WHAT TO WORK ON — State how many lines contain "qPCR", and write nothing except that count.

— Start —

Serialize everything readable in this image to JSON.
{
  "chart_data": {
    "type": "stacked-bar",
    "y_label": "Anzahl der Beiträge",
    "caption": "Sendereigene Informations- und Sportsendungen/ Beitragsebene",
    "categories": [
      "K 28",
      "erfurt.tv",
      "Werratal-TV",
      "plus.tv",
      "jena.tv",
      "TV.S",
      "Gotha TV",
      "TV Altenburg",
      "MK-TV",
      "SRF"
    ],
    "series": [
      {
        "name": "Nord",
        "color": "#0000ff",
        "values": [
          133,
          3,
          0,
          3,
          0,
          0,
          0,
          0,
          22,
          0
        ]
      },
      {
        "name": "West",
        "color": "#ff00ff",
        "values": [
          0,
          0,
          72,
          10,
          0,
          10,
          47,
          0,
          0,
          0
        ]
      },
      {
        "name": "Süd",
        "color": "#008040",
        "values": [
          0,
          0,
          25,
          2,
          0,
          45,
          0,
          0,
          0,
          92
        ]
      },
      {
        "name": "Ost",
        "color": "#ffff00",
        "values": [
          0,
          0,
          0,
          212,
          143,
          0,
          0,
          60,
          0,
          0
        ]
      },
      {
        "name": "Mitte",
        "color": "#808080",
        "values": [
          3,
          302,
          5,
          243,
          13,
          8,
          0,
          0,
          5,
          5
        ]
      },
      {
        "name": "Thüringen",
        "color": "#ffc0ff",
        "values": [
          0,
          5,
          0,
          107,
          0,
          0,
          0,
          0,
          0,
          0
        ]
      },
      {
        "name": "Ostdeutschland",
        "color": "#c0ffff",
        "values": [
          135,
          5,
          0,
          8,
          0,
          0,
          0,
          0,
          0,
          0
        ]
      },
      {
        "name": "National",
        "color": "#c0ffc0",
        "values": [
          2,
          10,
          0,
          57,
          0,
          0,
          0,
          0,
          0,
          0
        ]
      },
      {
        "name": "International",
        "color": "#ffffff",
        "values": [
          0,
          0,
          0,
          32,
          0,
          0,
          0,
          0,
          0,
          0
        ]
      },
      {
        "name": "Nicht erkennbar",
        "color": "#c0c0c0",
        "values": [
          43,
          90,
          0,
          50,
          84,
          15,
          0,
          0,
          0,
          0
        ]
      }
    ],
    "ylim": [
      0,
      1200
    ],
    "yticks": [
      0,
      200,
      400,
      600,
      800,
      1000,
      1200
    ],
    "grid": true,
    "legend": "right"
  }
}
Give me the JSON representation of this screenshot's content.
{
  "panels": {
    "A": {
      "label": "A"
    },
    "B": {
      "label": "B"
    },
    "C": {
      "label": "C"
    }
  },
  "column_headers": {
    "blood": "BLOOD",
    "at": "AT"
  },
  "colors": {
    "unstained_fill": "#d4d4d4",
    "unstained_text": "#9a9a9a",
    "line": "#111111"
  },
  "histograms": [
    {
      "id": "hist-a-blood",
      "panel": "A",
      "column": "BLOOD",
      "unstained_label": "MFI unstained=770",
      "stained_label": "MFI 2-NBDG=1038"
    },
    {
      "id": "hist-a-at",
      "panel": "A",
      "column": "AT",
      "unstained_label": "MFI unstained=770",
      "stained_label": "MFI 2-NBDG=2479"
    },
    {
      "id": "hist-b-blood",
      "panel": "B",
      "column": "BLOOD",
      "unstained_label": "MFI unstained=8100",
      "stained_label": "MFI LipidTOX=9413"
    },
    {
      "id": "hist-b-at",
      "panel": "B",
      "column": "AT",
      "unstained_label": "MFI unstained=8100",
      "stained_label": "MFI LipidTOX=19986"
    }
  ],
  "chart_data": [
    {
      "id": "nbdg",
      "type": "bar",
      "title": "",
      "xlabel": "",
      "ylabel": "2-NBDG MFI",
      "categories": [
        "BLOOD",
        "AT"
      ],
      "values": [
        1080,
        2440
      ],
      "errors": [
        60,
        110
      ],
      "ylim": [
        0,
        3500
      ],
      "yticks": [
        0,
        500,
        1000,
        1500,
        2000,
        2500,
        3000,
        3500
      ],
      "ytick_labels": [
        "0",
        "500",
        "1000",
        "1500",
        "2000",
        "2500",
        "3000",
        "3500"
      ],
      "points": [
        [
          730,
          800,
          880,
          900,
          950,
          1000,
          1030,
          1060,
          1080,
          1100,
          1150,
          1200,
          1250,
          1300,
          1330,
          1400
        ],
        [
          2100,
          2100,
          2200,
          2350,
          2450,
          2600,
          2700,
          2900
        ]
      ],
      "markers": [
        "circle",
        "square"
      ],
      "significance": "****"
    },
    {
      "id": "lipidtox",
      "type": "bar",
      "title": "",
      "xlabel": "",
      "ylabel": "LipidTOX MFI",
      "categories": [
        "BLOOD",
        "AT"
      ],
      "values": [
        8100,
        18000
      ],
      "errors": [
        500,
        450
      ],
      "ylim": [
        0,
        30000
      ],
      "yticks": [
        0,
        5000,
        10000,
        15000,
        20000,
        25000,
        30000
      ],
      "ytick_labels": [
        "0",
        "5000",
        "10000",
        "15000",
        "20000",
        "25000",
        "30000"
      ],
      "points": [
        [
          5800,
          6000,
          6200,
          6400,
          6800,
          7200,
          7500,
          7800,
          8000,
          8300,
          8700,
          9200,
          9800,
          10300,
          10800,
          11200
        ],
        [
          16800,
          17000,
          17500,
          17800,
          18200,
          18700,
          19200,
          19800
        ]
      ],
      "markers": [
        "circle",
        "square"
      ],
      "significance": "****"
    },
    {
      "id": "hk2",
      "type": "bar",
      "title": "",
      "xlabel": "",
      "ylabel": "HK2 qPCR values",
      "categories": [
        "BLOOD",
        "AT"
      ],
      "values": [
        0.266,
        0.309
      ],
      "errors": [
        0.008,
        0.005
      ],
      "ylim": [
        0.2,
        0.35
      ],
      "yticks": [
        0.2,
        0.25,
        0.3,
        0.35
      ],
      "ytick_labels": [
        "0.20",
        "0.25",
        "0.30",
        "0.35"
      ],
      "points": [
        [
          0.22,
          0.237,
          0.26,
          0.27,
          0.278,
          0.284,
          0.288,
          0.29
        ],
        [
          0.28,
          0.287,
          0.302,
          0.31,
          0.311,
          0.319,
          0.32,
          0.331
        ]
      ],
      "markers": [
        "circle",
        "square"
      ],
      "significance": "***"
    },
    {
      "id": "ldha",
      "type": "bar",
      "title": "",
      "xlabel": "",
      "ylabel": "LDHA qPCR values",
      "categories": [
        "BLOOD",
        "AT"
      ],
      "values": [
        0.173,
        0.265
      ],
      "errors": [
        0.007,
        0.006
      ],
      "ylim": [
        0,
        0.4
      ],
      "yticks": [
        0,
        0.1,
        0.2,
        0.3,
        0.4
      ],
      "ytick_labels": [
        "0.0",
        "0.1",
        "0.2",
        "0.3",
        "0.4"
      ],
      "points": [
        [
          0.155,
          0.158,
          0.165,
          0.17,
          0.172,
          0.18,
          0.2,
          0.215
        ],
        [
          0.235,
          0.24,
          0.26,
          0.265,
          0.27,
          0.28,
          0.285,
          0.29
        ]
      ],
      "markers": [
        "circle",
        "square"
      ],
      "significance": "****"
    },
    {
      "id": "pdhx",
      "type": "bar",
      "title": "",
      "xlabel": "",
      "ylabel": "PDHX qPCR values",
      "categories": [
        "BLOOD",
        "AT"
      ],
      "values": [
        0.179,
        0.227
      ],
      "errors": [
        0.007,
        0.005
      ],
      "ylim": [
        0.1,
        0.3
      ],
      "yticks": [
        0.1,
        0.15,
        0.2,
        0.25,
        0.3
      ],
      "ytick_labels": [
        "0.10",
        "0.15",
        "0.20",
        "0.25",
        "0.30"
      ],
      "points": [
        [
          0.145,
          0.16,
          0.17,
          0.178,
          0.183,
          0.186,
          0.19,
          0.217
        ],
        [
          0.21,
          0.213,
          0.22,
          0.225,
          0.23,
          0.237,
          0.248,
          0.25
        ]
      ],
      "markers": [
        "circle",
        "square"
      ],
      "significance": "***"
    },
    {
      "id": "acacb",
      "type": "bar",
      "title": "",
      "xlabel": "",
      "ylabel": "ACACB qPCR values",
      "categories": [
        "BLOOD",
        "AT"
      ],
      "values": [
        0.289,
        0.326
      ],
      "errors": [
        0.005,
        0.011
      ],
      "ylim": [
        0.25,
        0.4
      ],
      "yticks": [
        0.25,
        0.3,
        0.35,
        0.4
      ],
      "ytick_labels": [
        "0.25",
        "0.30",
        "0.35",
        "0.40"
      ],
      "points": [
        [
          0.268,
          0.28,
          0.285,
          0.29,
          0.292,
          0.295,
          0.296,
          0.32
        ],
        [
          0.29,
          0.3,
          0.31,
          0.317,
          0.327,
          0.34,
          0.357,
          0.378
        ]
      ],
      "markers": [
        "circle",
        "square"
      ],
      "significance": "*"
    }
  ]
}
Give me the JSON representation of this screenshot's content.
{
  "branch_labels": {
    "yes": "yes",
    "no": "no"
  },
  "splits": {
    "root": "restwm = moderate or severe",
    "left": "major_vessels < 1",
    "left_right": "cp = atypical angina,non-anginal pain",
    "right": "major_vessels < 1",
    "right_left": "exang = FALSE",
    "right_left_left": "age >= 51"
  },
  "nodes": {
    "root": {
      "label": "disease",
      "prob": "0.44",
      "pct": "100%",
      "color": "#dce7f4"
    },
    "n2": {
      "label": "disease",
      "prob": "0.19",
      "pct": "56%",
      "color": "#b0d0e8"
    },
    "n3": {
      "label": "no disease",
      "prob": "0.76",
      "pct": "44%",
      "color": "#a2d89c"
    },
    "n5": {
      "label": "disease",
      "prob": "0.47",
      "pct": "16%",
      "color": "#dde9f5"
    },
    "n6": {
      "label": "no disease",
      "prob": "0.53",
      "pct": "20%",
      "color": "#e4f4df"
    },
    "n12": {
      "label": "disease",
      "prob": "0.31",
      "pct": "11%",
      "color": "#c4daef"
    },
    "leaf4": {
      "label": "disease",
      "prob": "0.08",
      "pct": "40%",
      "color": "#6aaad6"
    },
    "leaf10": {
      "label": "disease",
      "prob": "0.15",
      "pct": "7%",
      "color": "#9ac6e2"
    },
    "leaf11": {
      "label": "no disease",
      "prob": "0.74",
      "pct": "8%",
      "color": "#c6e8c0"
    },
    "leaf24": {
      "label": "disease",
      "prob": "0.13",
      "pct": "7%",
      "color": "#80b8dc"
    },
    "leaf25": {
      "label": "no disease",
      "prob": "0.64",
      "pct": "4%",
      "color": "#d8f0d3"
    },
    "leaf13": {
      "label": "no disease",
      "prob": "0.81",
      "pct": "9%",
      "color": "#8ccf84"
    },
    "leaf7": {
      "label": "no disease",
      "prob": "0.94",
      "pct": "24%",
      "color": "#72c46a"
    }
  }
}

— End —

THE REPLY — 4